*Problema a resolver*:
Organize como lista numerada somente as linhas dos registros que vão da linha com "57, 730, 120]" até a linha com "1087, 852, 1115]", inclusive, deixando de fora as linhas em branco.

*Dados fornecidos*:
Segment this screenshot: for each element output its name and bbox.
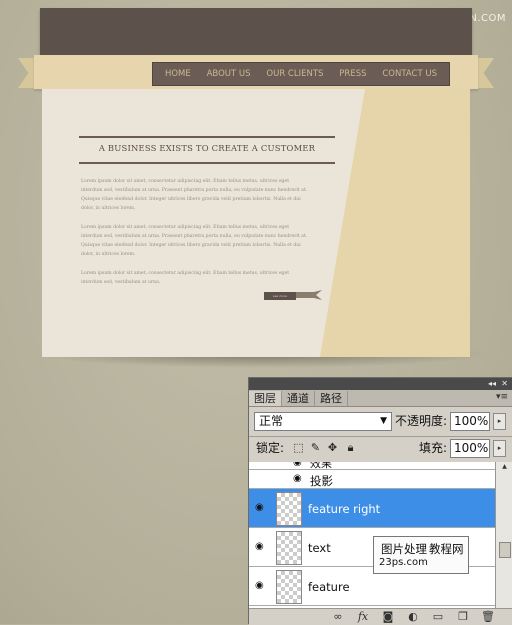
fill-input[interactable]: 100% — [450, 439, 490, 458]
lock-paint-icon[interactable]: ✎ — [309, 441, 322, 454]
new-layer-icon[interactable]: ❐ — [456, 610, 470, 624]
add-mask-icon[interactable]: ◙ — [381, 610, 395, 624]
page-heading: A BUSINESS EXISTS TO CREATE A CUSTOMER — [98, 143, 316, 153]
nav-press[interactable]: PRESS — [339, 69, 366, 79]
fill-label: 填充: — [419, 441, 448, 455]
effect-drop-shadow-row[interactable]: ◉ 投影 — [249, 470, 495, 489]
tab-paths[interactable]: 路径 — [315, 391, 348, 406]
eye-icon[interactable]: ◉ — [293, 462, 307, 468]
collapse-icon[interactable]: ◂◂ — [488, 378, 496, 390]
lock-row: 锁定: ⬚ ✎ ✥ 🔒︎ 填充: 100% ▸ — [254, 439, 507, 459]
panel-menu-icon[interactable]: ▾≡ — [496, 392, 508, 402]
new-group-icon[interactable]: ▭ — [431, 610, 445, 624]
heading-rule-top — [79, 136, 335, 138]
lock-all-icon[interactable]: 🔒︎ — [344, 441, 357, 454]
panel-footer: ∞ fx ◙ ◐ ▭ ❐ 🗑︎ — [249, 608, 512, 625]
blend-row: 正常 ▼ 不透明度: 100% ▸ — [254, 412, 507, 434]
layers-scrollbar[interactable]: ▲ — [495, 462, 512, 609]
layer-name: feature — [308, 580, 350, 594]
nav-home[interactable]: HOME — [165, 69, 191, 79]
layer-thumbnail — [276, 492, 302, 526]
effects-label: 效果 — [310, 462, 332, 470]
layer-name: text — [308, 541, 331, 555]
scrollbar-thumb[interactable] — [499, 542, 511, 558]
tab-channels[interactable]: 通道 — [282, 391, 315, 406]
link-layers-icon[interactable]: ∞ — [331, 610, 345, 624]
watermark-line2: 23ps.com — [379, 557, 428, 568]
dropdown-arrow-icon: ▼ — [380, 416, 387, 426]
eye-icon[interactable]: ◉ — [255, 581, 269, 591]
heading-rule-bottom — [79, 162, 335, 164]
corner-watermark: 图片处理 教程网 23ps.com — [373, 536, 469, 574]
adjustment-layer-icon[interactable]: ◐ — [406, 610, 420, 624]
paragraph-1: Lorem ipsum dolor sit amet, consectetur … — [81, 179, 308, 211]
opacity-input[interactable]: 100% — [450, 412, 490, 431]
layer-name: feature right — [308, 502, 381, 516]
blend-mode-select[interactable]: 正常 ▼ — [254, 412, 392, 431]
opacity-stepper[interactable]: ▸ — [493, 413, 506, 430]
eye-icon[interactable]: ◉ — [255, 503, 269, 513]
close-icon[interactable]: ✕ — [501, 378, 508, 390]
layer-thumbnail — [276, 570, 302, 604]
paragraph-3: Lorem ipsum dolor sit amet, consectetur … — [81, 271, 290, 285]
eye-icon[interactable]: ◉ — [255, 542, 269, 552]
blend-mode-value: 正常 — [259, 414, 284, 428]
fx-icon[interactable]: fx — [356, 610, 370, 624]
lock-label: 锁定: — [256, 441, 285, 455]
nav-our-clients[interactable]: OUR CLIENTS — [266, 69, 323, 79]
panel-titlebar: ◂◂ ✕ — [249, 378, 512, 390]
effect-drop-shadow: 投影 — [310, 474, 333, 488]
divider — [249, 436, 512, 437]
trash-icon[interactable]: 🗑︎ — [481, 610, 495, 624]
layers-panel: ◂◂ ✕ 图层 通道 路径 ▾≡ 正常 ▼ 不透明度: 100% ▸ 锁定: ⬚… — [248, 377, 512, 625]
eye-icon[interactable]: ◉ — [293, 474, 307, 484]
opacity-label: 不透明度: — [395, 414, 448, 428]
fill-stepper[interactable]: ▸ — [493, 440, 506, 457]
feature-right-shape — [320, 89, 470, 357]
nav-about-us[interactable]: ABOUT US — [207, 69, 251, 79]
content-panel: A BUSINESS EXISTS TO CREATE A CUSTOMER L… — [42, 89, 470, 357]
nav-contact-us[interactable]: CONTACT US — [382, 69, 437, 79]
arrow-decoration-icon — [296, 290, 322, 300]
paragraph-2: Lorem ipsum dolor sit amet, consectetur … — [81, 225, 308, 257]
site-nav: HOME ABOUT US OUR CLIENTS PRESS CONTACT … — [152, 62, 450, 86]
tab-layers[interactable]: 图层 — [249, 391, 282, 406]
scroll-up-icon[interactable]: ▲ — [496, 462, 512, 472]
site-header-box — [40, 8, 472, 56]
panel-tabs: 图层 通道 路径 ▾≡ — [249, 390, 512, 407]
effects-row[interactable]: ◉ 效果 — [249, 462, 495, 470]
layer-thumbnail — [276, 531, 302, 565]
lock-transparent-icon[interactable]: ⬚ — [292, 441, 305, 454]
lock-move-icon[interactable]: ✥ — [326, 441, 339, 454]
watermark-line1: 图片处理 教程网 — [381, 542, 464, 556]
see-more-button[interactable]: see more — [264, 292, 296, 300]
layer-row-feature-right[interactable]: ◉ feature right — [249, 489, 495, 528]
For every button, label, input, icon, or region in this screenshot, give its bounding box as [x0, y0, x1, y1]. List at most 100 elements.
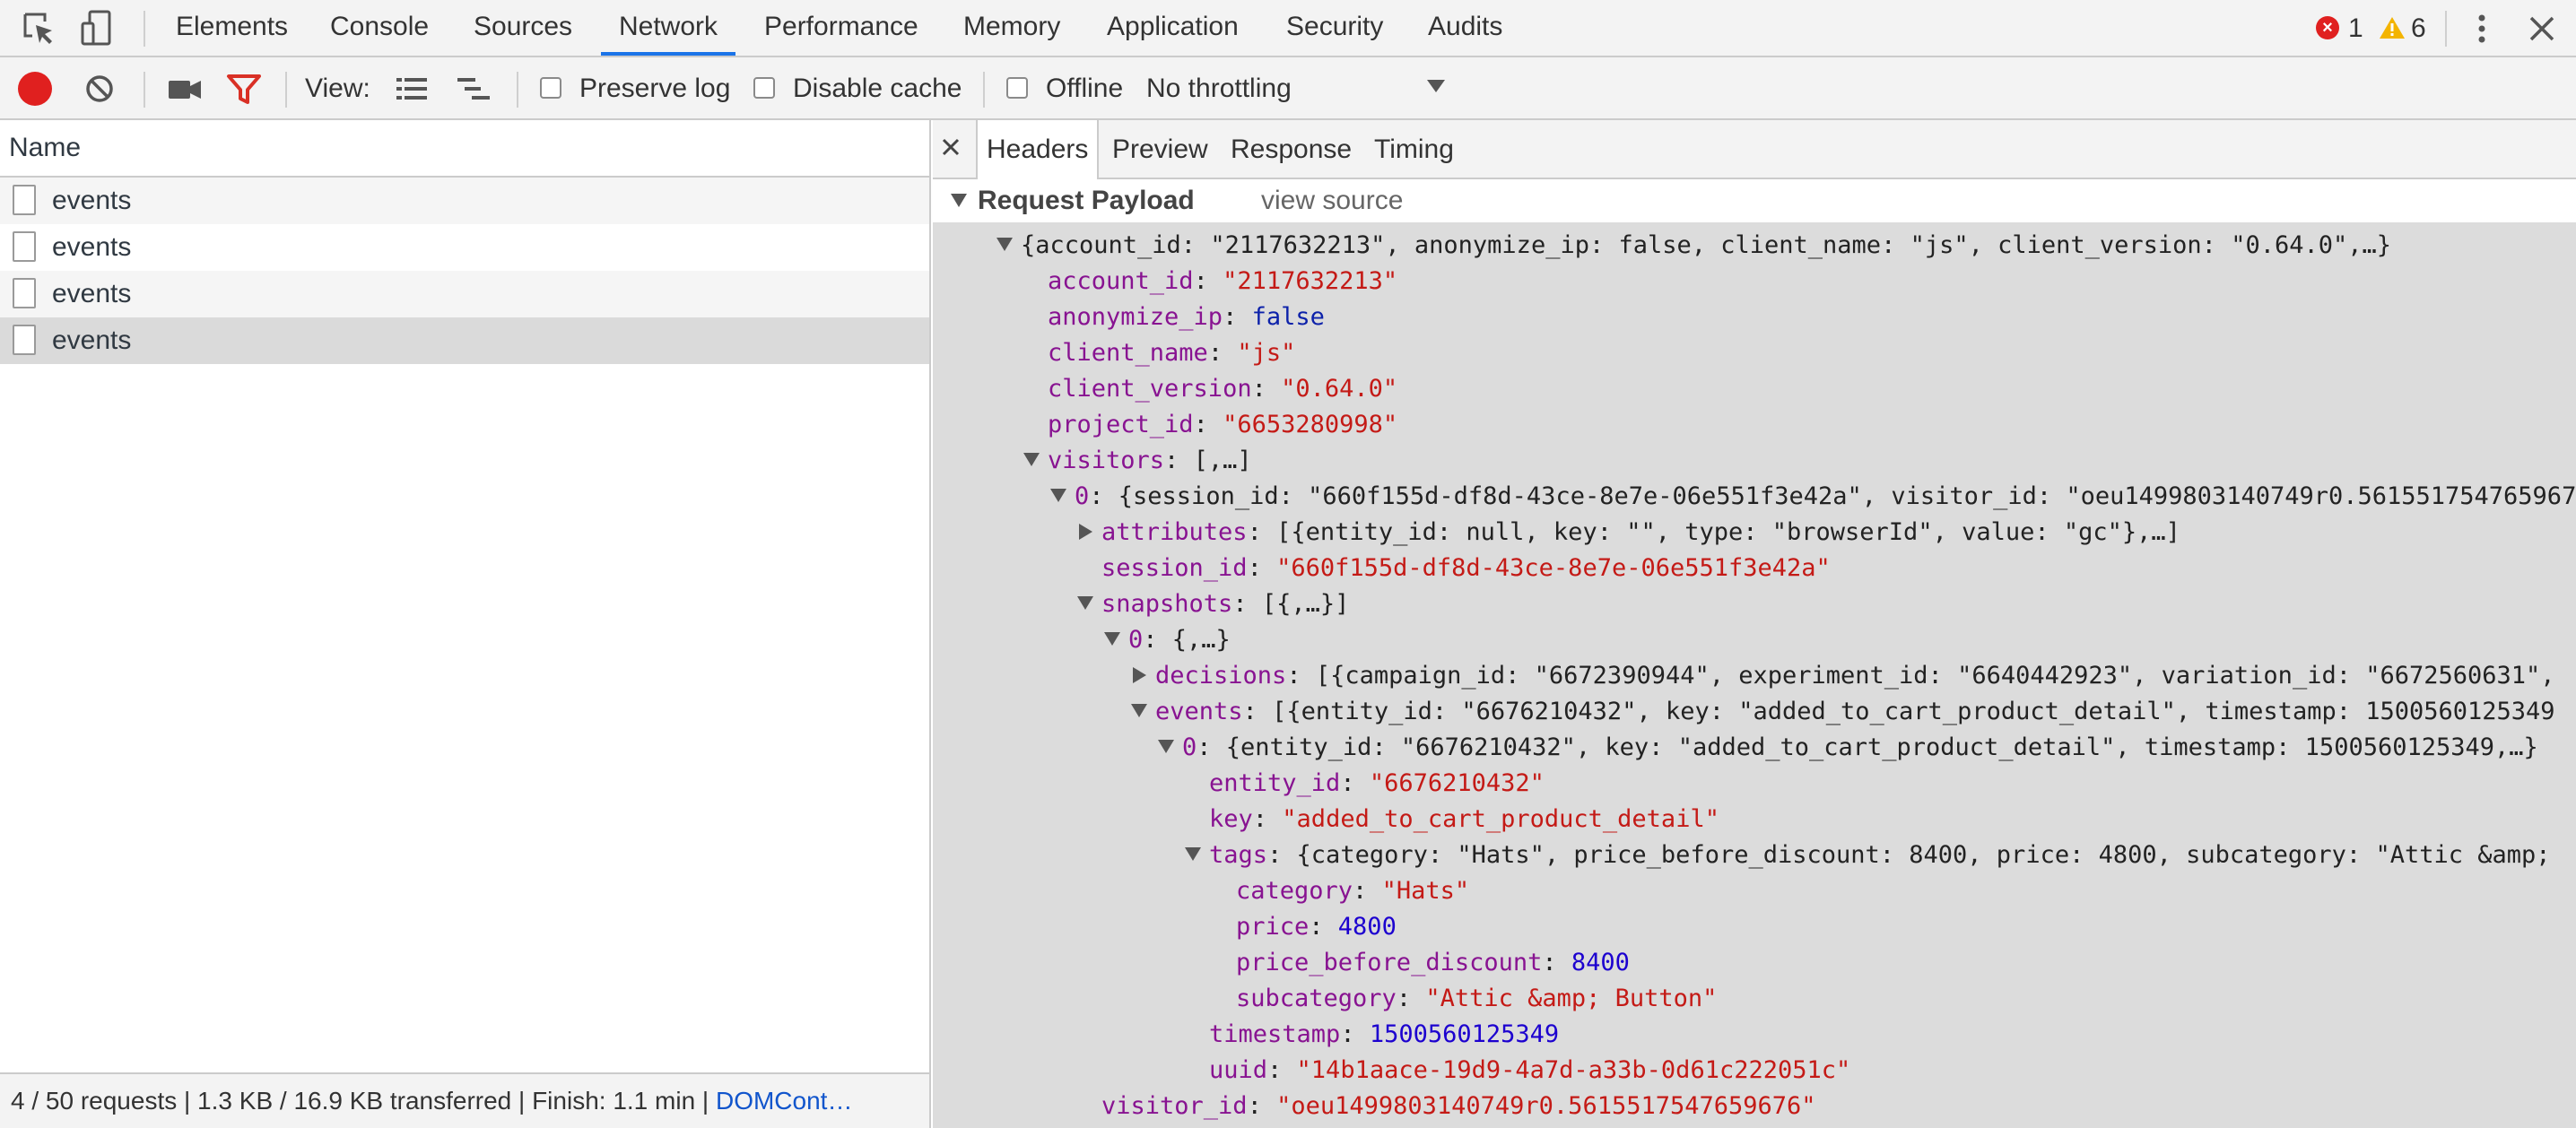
preserve-log-label[interactable]: Preserve log: [579, 57, 730, 120]
payload-node-decisions[interactable]: decisions: [{campaign_id: "6672390944", …: [1155, 658, 2555, 694]
tab-security[interactable]: Security: [1286, 0, 1383, 56]
payload-line: uuid: "14b1aace-19d9-4a7d-a33b-0d61c2220…: [1209, 1056, 1851, 1084]
name-column-header[interactable]: Name: [0, 120, 929, 178]
request-name: events: [52, 279, 132, 308]
payload-line: anonymize_ip: false: [1048, 303, 1325, 331]
request-row-selected[interactable]: events: [0, 317, 929, 364]
close-detail-icon[interactable]: [940, 136, 962, 158]
payload-node-visitor-0[interactable]: 0: {session_id: "660f155d-df8d-43ce-8e7e…: [1075, 479, 2576, 515]
inspect-element-icon[interactable]: [22, 11, 57, 47]
tab-headers[interactable]: Headers: [976, 120, 1100, 179]
payload-node-snapshots[interactable]: snapshots: [{,…}]: [1101, 586, 1349, 622]
payload-line: category: "Hats": [1236, 877, 1470, 905]
close-devtools-icon[interactable]: [2526, 13, 2558, 45]
offline-label[interactable]: Offline: [1046, 57, 1123, 120]
view-source-link[interactable]: view source: [1261, 179, 1403, 222]
filter-icon[interactable]: [226, 74, 262, 106]
triangle-down-icon: [951, 194, 967, 207]
tab-performance[interactable]: Performance: [764, 0, 918, 56]
tab-elements[interactable]: Elements: [176, 0, 288, 56]
payload-line: timestamp: 1500560125349: [1209, 1020, 1560, 1048]
request-payload-header[interactable]: Request Payload view source: [933, 179, 2576, 222]
payload-node-attributes[interactable]: attributes: [{entity_id: null, key: "", …: [1101, 515, 2180, 551]
more-options-icon[interactable]: [2468, 11, 2495, 47]
domcontentloaded-link[interactable]: DOMCont…: [716, 1087, 852, 1115]
payload-line: entity_id: "6676210432": [1209, 769, 1545, 797]
clear-icon[interactable]: [84, 74, 115, 104]
separator: [144, 11, 145, 47]
section-title: Request Payload: [978, 186, 1195, 215]
tab-application[interactable]: Application: [1107, 0, 1239, 56]
tab-network[interactable]: Network: [601, 0, 736, 56]
payload-node-events[interactable]: events: [{entity_id: "6676210432", key: …: [1155, 694, 2555, 730]
device-toolbar-icon[interactable]: [79, 9, 115, 48]
document-icon: [13, 185, 36, 215]
triangle-down-icon[interactable]: [1104, 632, 1120, 646]
request-name: events: [52, 325, 132, 355]
separator: [2445, 11, 2447, 47]
screenshot-camera-icon[interactable]: [167, 77, 203, 102]
triangle-down-icon[interactable]: [1050, 489, 1066, 502]
triangle-right-icon[interactable]: [1133, 667, 1146, 683]
triangle-down-icon[interactable]: [1185, 847, 1201, 861]
disable-cache-checkbox[interactable]: [753, 77, 775, 99]
payload-line: project_id: "6653280998": [1048, 411, 1398, 438]
disable-cache-label[interactable]: Disable cache: [793, 57, 962, 120]
payload-line: visitor_id: "oeu1499803140749r0.56155175…: [1101, 1092, 1816, 1120]
tab-timing[interactable]: Timing: [1374, 120, 1454, 179]
tab-memory[interactable]: Memory: [963, 0, 1060, 56]
document-icon: [13, 278, 36, 308]
triangle-down-icon[interactable]: [1023, 453, 1040, 466]
payload-node-snapshot-0[interactable]: 0: {,…}: [1128, 622, 1231, 658]
throttling-select[interactable]: No throttling: [1146, 57, 1292, 120]
tab-audits[interactable]: Audits: [1428, 0, 1502, 56]
triangle-down-icon[interactable]: [1158, 740, 1174, 753]
error-icon: ×: [2316, 16, 2339, 39]
triangle-down-icon[interactable]: [1077, 596, 1093, 610]
payload-line: price_before_discount: 8400: [1236, 949, 1630, 976]
payload-node-tags[interactable]: tags: {category: "Hats", price_before_di…: [1209, 837, 2551, 873]
payload-line: client_version: "0.64.0": [1048, 375, 1398, 403]
preserve-log-checkbox[interactable]: [540, 77, 561, 99]
triangle-down-icon[interactable]: [996, 238, 1013, 251]
payload-line: subcategory: "Attic &amp; Button": [1236, 985, 1718, 1012]
summary-text: 4 / 50 requests | 1.3 KB / 16.9 KB trans…: [11, 1087, 716, 1115]
triangle-down-icon[interactable]: [1131, 704, 1147, 717]
tab-sources[interactable]: Sources: [474, 0, 572, 56]
large-rows-icon[interactable]: [395, 75, 429, 102]
tab-response[interactable]: Response: [1231, 120, 1352, 179]
separator: [285, 72, 287, 108]
separator: [517, 72, 518, 108]
request-row[interactable]: events: [0, 224, 929, 271]
error-count: 1: [2348, 13, 2363, 43]
document-icon: [13, 325, 36, 355]
warning-icon: [2380, 17, 2405, 39]
record-button[interactable]: [18, 72, 52, 106]
tab-console[interactable]: Console: [330, 0, 429, 56]
payload-node-visitors[interactable]: visitors: [,…]: [1048, 443, 1252, 479]
warning-counter[interactable]: 6: [2379, 11, 2450, 47]
network-summary-bar: 4 / 50 requests | 1.3 KB / 16.9 KB trans…: [0, 1072, 929, 1128]
payload-line: account_id: "2117632213": [1048, 267, 1398, 295]
view-label: View:: [305, 74, 370, 103]
separator: [983, 72, 985, 108]
request-row[interactable]: events: [0, 271, 929, 317]
triangle-right-icon[interactable]: [1079, 524, 1092, 540]
offline-checkbox[interactable]: [1006, 77, 1028, 99]
payload-root[interactable]: {account_id: "2117632213", anonymize_ip:…: [1021, 228, 2391, 264]
document-icon: [13, 231, 36, 262]
tab-preview[interactable]: Preview: [1112, 120, 1208, 179]
payload-line: price: 4800: [1236, 913, 1397, 941]
payload-node-event-0[interactable]: 0: {entity_id: "6676210432", key: "added…: [1182, 730, 2538, 766]
request-row[interactable]: events: [0, 178, 929, 224]
request-name: events: [52, 232, 132, 262]
payload-line: key: "added_to_cart_product_detail": [1209, 805, 1719, 833]
chevron-down-icon[interactable]: [1426, 79, 1446, 93]
payload-line: client_name: "js": [1048, 339, 1296, 367]
separator: [144, 72, 145, 108]
overview-waterfall-icon[interactable]: [456, 75, 492, 102]
error-counter[interactable]: × 1: [2316, 11, 2388, 47]
warning-count: 6: [2411, 13, 2426, 43]
request-name: events: [52, 186, 132, 215]
payload-line: session_id: "660f155d-df8d-43ce-8e7e-06e…: [1101, 554, 1831, 582]
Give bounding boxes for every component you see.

*Resultado correto*:
1. preserve-log-label[interactable]: Preserve log: [579, 57, 730, 120]
2. payload-node-decisions[interactable]: decisions: [{campaign_id: "6672390944", …: [1155, 658, 2555, 694]
3. tab-security[interactable]: Security: [1286, 0, 1383, 56]
4. payload-line: uuid: "14b1aace-19d9-4a7d-a33b-0d61c2220…: [1209, 1056, 1851, 1084]
5. name-column-header[interactable]: Name: [0, 120, 929, 178]
6. request-name: events: [52, 279, 132, 308]
7. payload-line: anonymize_ip: false: [1048, 303, 1325, 331]
8. request-row-selected[interactable]: events: [0, 317, 929, 364]
9. close-detail-icon[interactable]: [940, 136, 962, 158]
10. payload-node-visitor-0[interactable]: 0: {session_id: "660f155d-df8d-43ce-8e7e…: [1075, 479, 2576, 515]
11. inspect-element-icon[interactable]: [22, 11, 57, 47]
12. tab-headers[interactable]: Headers: [976, 120, 1100, 179]
13. payload-node-snapshots[interactable]: snapshots: [{,…}]: [1101, 586, 1349, 622]
14. payload-line: category: "Hats": [1236, 877, 1470, 905]
15. close-devtools-icon[interactable]: [2526, 13, 2558, 45]
16. offline-label[interactable]: Offline: [1046, 57, 1123, 120]
17. view-source-link[interactable]: view source: [1261, 179, 1403, 222]
18. filter-icon[interactable]: [226, 74, 262, 106]
19. triangle-down-icon: [951, 194, 967, 207]
20. tab-performance[interactable]: Performance: [764, 0, 918, 56]
21. tab-elements[interactable]: Elements: [176, 0, 288, 56]
22. payload-line: timestamp: 1500560125349: [1209, 1020, 1560, 1048]
23. request-payload-header[interactable]: Request Payload view source: [933, 179, 2576, 222]
24. payload-node-attributes[interactable]: attributes: [{entity_id: null, key: "", …: [1101, 515, 2180, 551]
25. more-options-icon[interactable]: [2468, 11, 2495, 47]
26. domcontentloaded-link[interactable]: DOMCont…: [716, 1087, 852, 1115]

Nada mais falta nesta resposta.